#### What you will do:
Lift every line from the entries that includes the word "nusaputra".

(Saved entries)
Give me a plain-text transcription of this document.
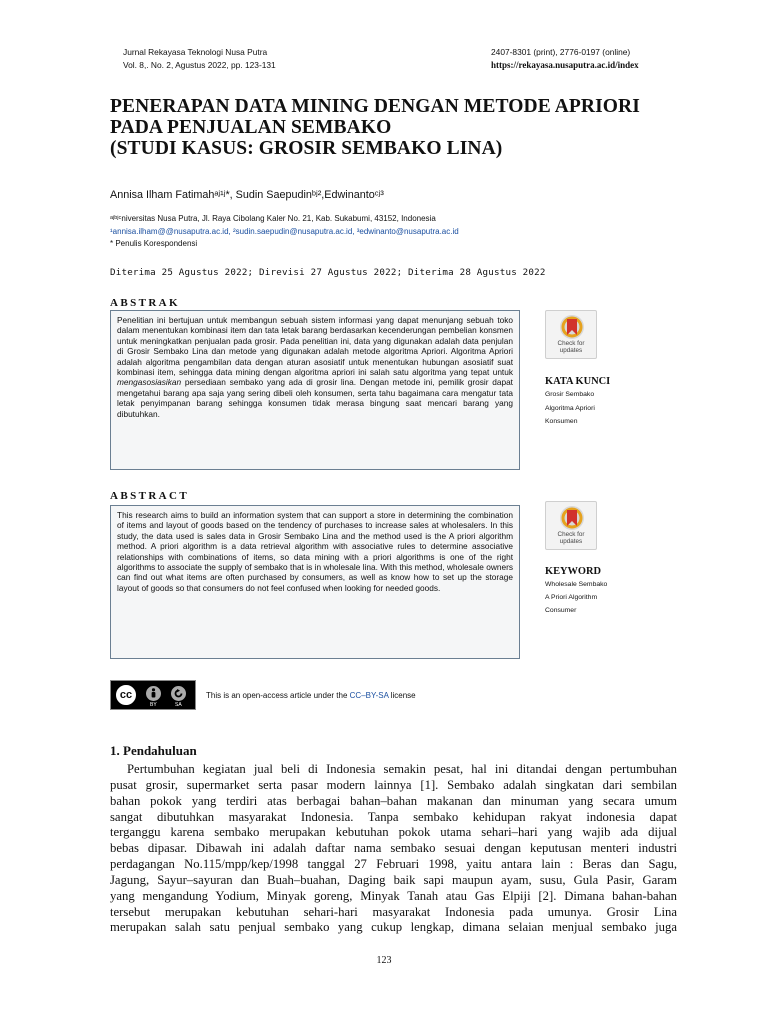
Jurnal Rekayasa Teknologi Nusa Putra
Vol. 8,. No. 2, Agustus 2022, pp. 123-131
2407-8301 (print), 2776-0197 (online)
https://rekayasa.nusaputra.ac.id/index
PENERAPAN DATA MINING DENGAN METODE APRIORI
PADA PENJUALAN SEMBAKO
(STUDI KASUS: GROSIR SEMBAKO LINA)
Annisa Ilham Fatimahᵃʲ¹ʲ*, Sudin Saepudinᵇʲ²,Edwinantoᶜʲ³
ᵃʲᵇʲᶜniversitas Nusa Putra, Jl. Raya Cibolang Kaler No. 21, Kab. Sukabumi, 43152, Indonesia
¹annisa.ilham@@nusaputra.ac.id, ²sudin.saepudin@nusaputra.ac.id, ³edwinanto@nusaputra.ac.id
* Penulis Korespondensi
Diterima 25 Agustus 2022; Direvisi 27 Agustus 2022; Diterima 28 Agustus 2022
ABSTRAK
Penelitian ini bertujuan untuk membangun sebuah sistem informasi yang dapat menunjang sebuah toko dalam menentukan kombinasi item dan tata letak barang berdasarkan kecenderungan pembelian konsmen untuk meningkatkan penjualan pada grosir. Pada penelitian ini, data yang digunakan adalah data penjulan di Grosir Sembako Lina dan metode yang digunakan adalah metode algoritma Apriori. Algoritma Apriori adalah algoritma pengambilan data dengan aturan asosiatif untuk menentukan hubungan asosiatif suat kombinasi item, sehingga data mining dengan algoritma apriori ini salah satu algoritma yang tepat untuk mengasosiasikan persediaan sembako yang ada di grosir lina. Dengan metode ini, pemilik grosir dapat mengetahui barang apa saja yang sering dibeli oleh konsumen, serta tahu bagaimana cara mengatur tata letak penyimpanan barang sehingga konsumen tidak merasa bingung saat mencari barang yang dibutuhkan.
Check for
updates
KATA KUNCI
Grosir Sembako
Algoritma Apriori
Konsumen
ABSTRACT
This research aims to build an information system that can support a store in determining the combination of items and layout of goods based on the tendency of purchases to increase sales at wholesalers. In this study, the data used is sales data in Grosir Sembako Lina and the method used is the A priori algorithm method. A priori algorithm is a data retrieval algorithm with associative rules to determine associative relationships with combinations of items, so data mining with a priori algorithms is one of the right algorithms to associate the supply of sembako that is in wholesale lina. With this method, wholesale owners can find out what items are often purchased by consumers, as well as know how to set up the storage layout of goods so that consumers do not feel confused when looking for needed goods.
Check for
updates
KEYWORD
Wholesale Sembako
A Priori Algorithm
Consumer
cc
BY	SA
This is an open-access article under the CC–BY-SA license
1. Pendahuluan
Pertumbuhan kegiatan jual beli di Indonesia semakin pesat, hal ini ditandai dengan pertumbuhan
pusat grosir, supermarket serta pasar modern lainnya [1]. Sembako adalah singkatan dari sembilan
bahan pokok yang terdiri atas berbagai bahan–bahan makanan dan minuman yang secara umum
sangat dibutuhkan masyarakat Indonesia. Tanpa sembako kehidupan rakyat indonesia dapat
terganggu karena sembako merupakan kebutuhan pokok utama sehari–hari yang wajib ada dijual
bebas dipasar. Dibawah ini adalah daftar nama sembako sesuai dengan keputusan menteri industri
perdagangan No.115/mpp/kep/1998 tanggal 27 Februari 1998, yaitu antara lain : Beras dan Sagu,
Jagung, Sayur–sayuran dan Buah–buahan, Daging baik sapi maupun ayam, susu, Gula Pasir, Garam
yang mengandung Yodium, Minyak goreng, Minyak Tanah atau Gas Elpiji [2]. Dimana bahan-bahan
tersebut merupakan kebutuhan sehari-hari masyarakat Indonesia pada umunya. Grosir Lina
merupakan salah satu penjual sembako yang cukup lengkap, dimana selaian menjual sembako juga
123
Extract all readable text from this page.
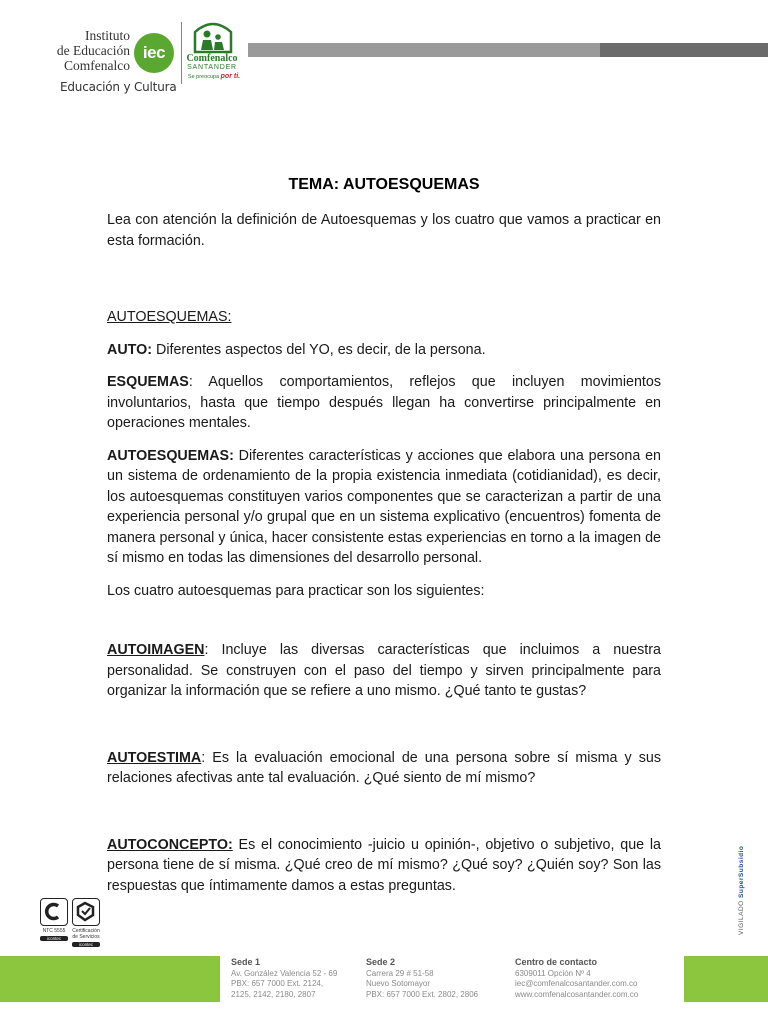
Instituto
de Educación
Comfenalco
iec
Educación y Cultura
Comfenalco
SANTANDER
Se preocupa por ti.
TEMA: AUTOESQUEMAS

Lea con atención la definición de Autoesquemas y los cuatro que vamos a practicar en esta formación.

AUTOESQUEMAS:

AUTO: Diferentes aspectos del YO, es decir, de la persona.

ESQUEMAS: Aquellos comportamientos, reflejos que incluyen movimientos involuntarios, hasta que tiempo después llegan ha convertirse principalmente en operaciones mentales.

AUTOESQUEMAS: Diferentes características y acciones que elabora una persona en un sistema de ordenamiento de la propia existencia inmediata (cotidianidad), es decir, los autoesquemas constituyen varios componentes que se caracterizan a partir de una experiencia personal y/o grupal que en un sistema explicativo (encuentros) fomenta de manera personal y única, hacer consistente estas experiencias en torno a la imagen de sí mismo en todas las dimensiones del desarrollo personal.

Los cuatro autoesquemas para practicar son los siguientes:

AUTOIMAGEN: Incluye las diversas características que incluimos a nuestra personalidad. Se construyen con el paso del tiempo y sirven principalmente para organizar la información que se refiere a uno mismo. ¿Qué tanto te gustas?

AUTOESTIMA: Es la evaluación emocional de una persona sobre sí misma y sus relaciones afectivas ante tal evaluación. ¿Qué siento de mí mismo?

AUTOCONCEPTO: Es el conocimiento -juicio u opinión-, objetivo o subjetivo, que la persona tiene de sí misma. ¿Qué creo de mí mismo? ¿Qué soy? ¿Quién soy? Son las respuestas que íntimamente damos a estas preguntas.

VIGILADO SuperSubsidio
NTC 5555
icontec
Certificación de Servicios
icontec
Sede 1
Av. González Valencia 52 - 69
PBX: 657 7000 Ext. 2124,
2125, 2142, 2180, 2807
Sede 2
Carrera 29 # 51-58
Nuevo Sotomayor
PBX: 657 7000 Ext. 2802, 2806
Centro de contacto
6309011 Opción Nº 4
iec@comfenalcosantander.com.co
www.comfenalcosantander.com.co
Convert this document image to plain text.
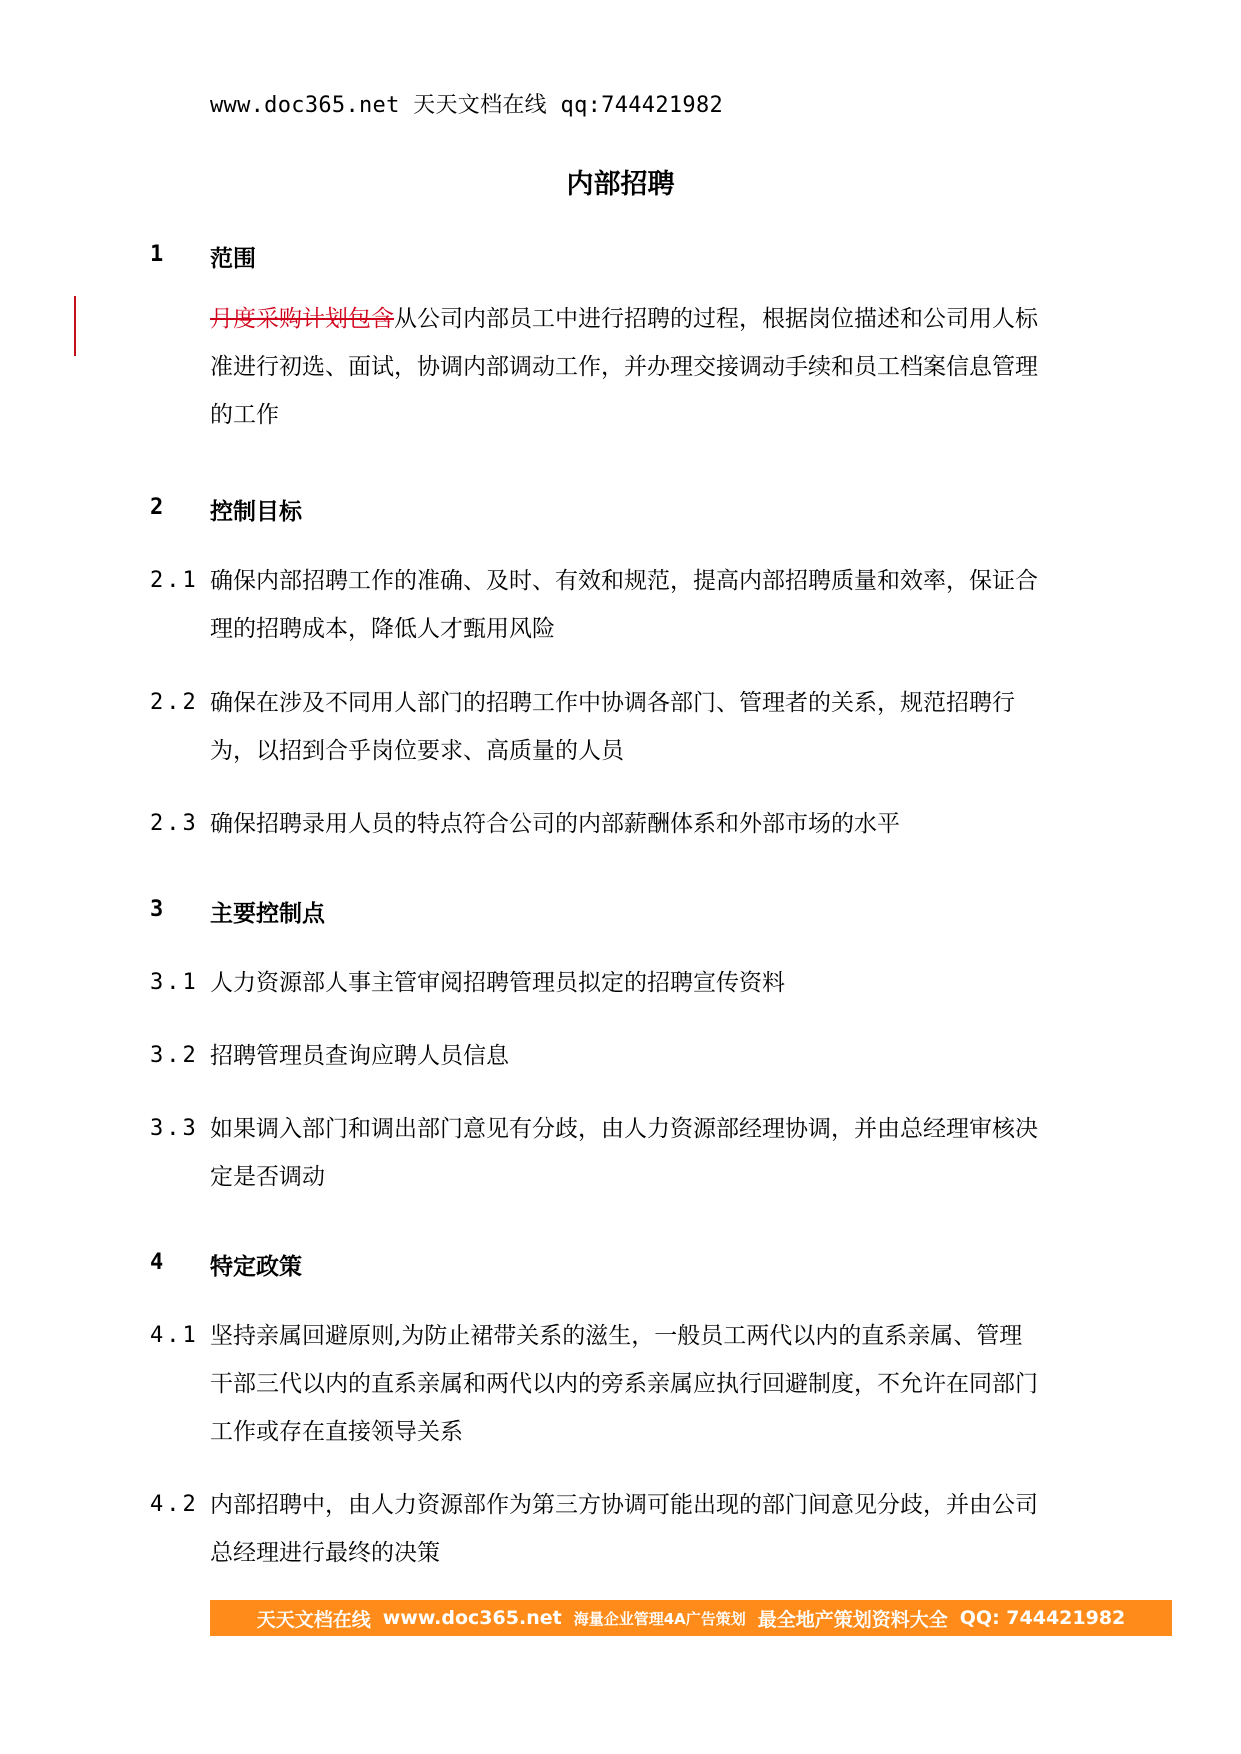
www.doc365.net 天天文档在线 qq:744421982
内部招聘
1 范围
月度采购计划包含从公司内部员工中进行招聘的过程，根据岗位描述和公司用人标
准进行初选、面试，协调内部调动工作，并办理交接调动手续和员工档案信息管理
的工作
2 控制目标
2.1 确保内部招聘工作的准确、及时、有效和规范，提高内部招聘质量和效率，保证合
理的招聘成本，降低人才甄用风险
2.2 确保在涉及不同用人部门的招聘工作中协调各部门、管理者的关系，规范招聘行
为，以招到合乎岗位要求、高质量的人员
2.3 确保招聘录用人员的特点符合公司的内部薪酬体系和外部市场的水平
3 主要控制点
3.1 人力资源部人事主管审阅招聘管理员拟定的招聘宣传资料
3.2 招聘管理员查询应聘人员信息
3.3 如果调入部门和调出部门意见有分歧，由人力资源部经理协调，并由总经理审核决
定是否调动
4 特定政策
4.1 坚持亲属回避原则,为防止裙带关系的滋生，一般员工两代以内的直系亲属、管理
干部三代以内的直系亲属和两代以内的旁系亲属应执行回避制度，不允许在同部门
工作或存在直接领导关系
4.2 内部招聘中，由人力资源部作为第三方协调可能出现的部门间意见分歧，并由公司
总经理进行最终的决策
天天文档在线 www.doc365.net 海量企业管理4A广告策划 最全地产策划资料大全 QQ: 744421982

#### Expected output:
https://rekayasa.nusaputra.ac.id/index
¹annisa.ilham@@nusaputra.ac.id, ²sudin.saepudin@nusaputra.ac.id, ³edwinanto@nusaputra.ac.id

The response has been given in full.